Stated goal
Work through the entries below and report how many lines include "months". The number alone is the answer.

>> start Entries

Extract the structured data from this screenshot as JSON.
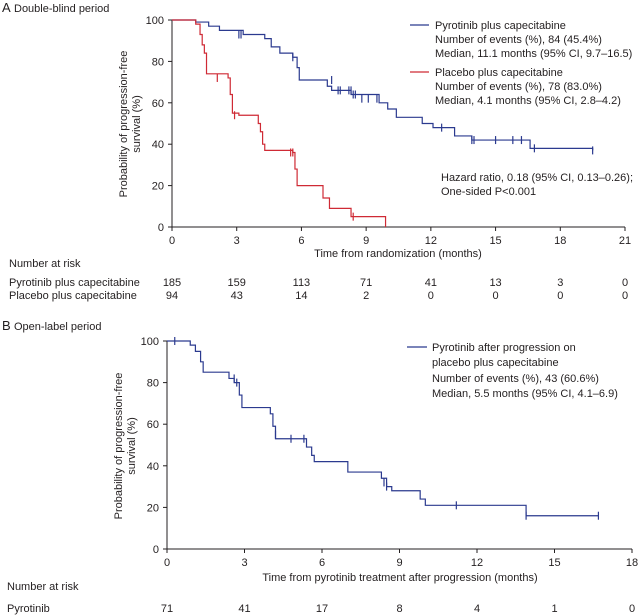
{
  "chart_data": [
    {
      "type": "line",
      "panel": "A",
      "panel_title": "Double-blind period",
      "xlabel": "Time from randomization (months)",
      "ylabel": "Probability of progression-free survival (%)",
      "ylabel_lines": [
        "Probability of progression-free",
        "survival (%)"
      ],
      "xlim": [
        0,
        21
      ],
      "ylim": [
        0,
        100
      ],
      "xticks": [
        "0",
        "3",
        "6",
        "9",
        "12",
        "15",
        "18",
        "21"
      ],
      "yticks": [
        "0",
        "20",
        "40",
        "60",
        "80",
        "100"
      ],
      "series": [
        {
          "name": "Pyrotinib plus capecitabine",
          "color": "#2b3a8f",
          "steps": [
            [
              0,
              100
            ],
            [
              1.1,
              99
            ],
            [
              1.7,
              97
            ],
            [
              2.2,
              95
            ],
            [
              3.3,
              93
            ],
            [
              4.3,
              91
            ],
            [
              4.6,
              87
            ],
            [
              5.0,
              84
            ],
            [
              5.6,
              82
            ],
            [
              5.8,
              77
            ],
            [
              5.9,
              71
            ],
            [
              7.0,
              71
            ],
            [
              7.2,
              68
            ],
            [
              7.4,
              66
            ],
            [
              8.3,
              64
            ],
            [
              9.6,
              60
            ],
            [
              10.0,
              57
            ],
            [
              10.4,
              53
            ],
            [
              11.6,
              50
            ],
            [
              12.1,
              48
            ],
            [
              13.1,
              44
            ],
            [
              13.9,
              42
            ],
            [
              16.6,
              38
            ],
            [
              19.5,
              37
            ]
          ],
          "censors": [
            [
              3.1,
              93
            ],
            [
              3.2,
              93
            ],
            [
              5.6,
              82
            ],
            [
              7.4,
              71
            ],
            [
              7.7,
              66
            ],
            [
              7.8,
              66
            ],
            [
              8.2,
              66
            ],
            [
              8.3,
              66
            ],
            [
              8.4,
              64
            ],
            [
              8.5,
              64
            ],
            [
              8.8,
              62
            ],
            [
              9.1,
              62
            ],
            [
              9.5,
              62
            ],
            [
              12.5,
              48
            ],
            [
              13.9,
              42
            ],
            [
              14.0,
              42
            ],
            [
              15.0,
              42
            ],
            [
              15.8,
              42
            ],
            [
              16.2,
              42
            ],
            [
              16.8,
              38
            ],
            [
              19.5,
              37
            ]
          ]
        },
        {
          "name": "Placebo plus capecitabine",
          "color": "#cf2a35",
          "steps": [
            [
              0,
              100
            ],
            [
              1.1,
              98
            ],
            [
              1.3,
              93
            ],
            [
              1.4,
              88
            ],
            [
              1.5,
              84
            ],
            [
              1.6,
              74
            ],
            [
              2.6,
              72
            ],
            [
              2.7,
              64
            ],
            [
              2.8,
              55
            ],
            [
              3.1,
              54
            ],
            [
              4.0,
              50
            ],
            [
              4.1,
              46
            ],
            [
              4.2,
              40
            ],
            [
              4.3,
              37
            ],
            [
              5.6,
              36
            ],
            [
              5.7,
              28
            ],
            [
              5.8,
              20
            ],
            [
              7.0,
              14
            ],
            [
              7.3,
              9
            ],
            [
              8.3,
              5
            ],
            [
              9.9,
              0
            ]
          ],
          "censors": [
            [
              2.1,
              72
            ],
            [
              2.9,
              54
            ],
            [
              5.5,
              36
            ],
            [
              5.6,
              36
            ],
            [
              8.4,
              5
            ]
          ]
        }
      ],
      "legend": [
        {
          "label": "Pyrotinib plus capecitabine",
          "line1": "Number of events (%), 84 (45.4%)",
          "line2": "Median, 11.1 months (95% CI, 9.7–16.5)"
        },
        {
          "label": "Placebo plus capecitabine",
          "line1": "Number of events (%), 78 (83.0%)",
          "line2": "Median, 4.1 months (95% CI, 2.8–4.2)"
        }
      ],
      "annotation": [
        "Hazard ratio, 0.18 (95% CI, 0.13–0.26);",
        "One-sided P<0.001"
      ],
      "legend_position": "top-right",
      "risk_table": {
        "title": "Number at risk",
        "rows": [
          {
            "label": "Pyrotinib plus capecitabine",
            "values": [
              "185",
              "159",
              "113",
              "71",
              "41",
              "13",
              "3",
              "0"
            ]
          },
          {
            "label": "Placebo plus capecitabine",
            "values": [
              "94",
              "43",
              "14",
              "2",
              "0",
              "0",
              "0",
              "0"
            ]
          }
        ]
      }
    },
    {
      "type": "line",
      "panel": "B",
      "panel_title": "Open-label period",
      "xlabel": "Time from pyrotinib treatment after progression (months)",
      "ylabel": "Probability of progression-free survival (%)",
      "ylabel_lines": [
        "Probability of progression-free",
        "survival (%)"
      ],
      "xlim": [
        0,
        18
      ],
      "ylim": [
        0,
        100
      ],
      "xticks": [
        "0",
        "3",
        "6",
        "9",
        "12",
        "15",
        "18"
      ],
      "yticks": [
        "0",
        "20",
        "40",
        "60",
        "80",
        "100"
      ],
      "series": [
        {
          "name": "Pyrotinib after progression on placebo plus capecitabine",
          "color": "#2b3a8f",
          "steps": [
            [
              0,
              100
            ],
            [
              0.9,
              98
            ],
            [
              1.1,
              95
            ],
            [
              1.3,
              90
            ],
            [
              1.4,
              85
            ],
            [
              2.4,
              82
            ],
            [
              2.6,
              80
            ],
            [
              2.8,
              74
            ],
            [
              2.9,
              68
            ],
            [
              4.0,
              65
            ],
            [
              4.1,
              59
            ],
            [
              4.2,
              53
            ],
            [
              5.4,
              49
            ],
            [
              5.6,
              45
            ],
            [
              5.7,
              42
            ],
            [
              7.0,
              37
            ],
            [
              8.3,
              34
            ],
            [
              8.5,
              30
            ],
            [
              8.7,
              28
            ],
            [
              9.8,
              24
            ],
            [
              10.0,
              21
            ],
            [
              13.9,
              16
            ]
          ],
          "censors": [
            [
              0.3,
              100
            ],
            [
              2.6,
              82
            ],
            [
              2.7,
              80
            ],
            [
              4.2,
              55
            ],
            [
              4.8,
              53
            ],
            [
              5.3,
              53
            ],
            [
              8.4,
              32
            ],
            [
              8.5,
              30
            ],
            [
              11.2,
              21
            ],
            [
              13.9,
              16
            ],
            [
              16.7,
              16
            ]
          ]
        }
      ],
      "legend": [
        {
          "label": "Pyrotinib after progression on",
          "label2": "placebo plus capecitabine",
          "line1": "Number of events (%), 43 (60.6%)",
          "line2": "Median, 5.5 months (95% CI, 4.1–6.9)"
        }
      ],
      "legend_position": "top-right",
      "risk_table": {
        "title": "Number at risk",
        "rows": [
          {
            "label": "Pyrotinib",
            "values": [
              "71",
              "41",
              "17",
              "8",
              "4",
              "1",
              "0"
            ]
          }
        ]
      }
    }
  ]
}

>> end Entries
>> start Entries

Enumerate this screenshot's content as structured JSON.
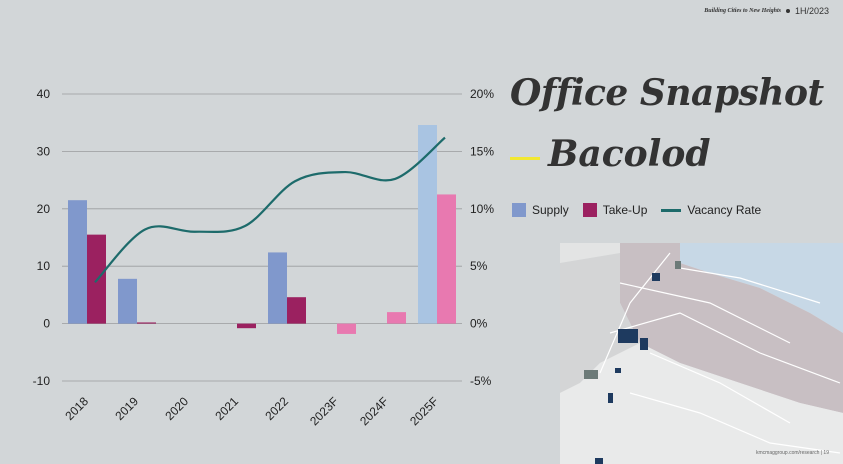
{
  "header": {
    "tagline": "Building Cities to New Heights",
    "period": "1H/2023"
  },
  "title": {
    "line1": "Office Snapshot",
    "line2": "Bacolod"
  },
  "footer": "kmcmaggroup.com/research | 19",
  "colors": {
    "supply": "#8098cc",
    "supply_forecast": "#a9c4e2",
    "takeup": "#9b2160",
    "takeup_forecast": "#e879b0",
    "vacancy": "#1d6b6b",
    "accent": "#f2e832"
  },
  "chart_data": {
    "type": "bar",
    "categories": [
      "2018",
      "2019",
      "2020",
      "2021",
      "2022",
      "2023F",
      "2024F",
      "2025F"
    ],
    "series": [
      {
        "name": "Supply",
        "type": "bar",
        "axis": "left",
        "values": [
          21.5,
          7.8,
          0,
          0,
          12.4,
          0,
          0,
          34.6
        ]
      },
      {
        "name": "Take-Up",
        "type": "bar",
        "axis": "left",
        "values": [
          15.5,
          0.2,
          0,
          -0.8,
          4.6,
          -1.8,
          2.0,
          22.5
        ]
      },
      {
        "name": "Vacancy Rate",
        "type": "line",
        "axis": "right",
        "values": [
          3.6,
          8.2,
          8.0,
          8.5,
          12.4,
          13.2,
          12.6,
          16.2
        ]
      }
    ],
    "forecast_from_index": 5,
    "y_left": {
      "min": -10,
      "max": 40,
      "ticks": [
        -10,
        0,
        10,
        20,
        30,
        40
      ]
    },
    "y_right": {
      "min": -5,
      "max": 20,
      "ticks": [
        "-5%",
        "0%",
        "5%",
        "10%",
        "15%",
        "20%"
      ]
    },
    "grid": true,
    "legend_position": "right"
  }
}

>> end Entries

Response to this exercise
5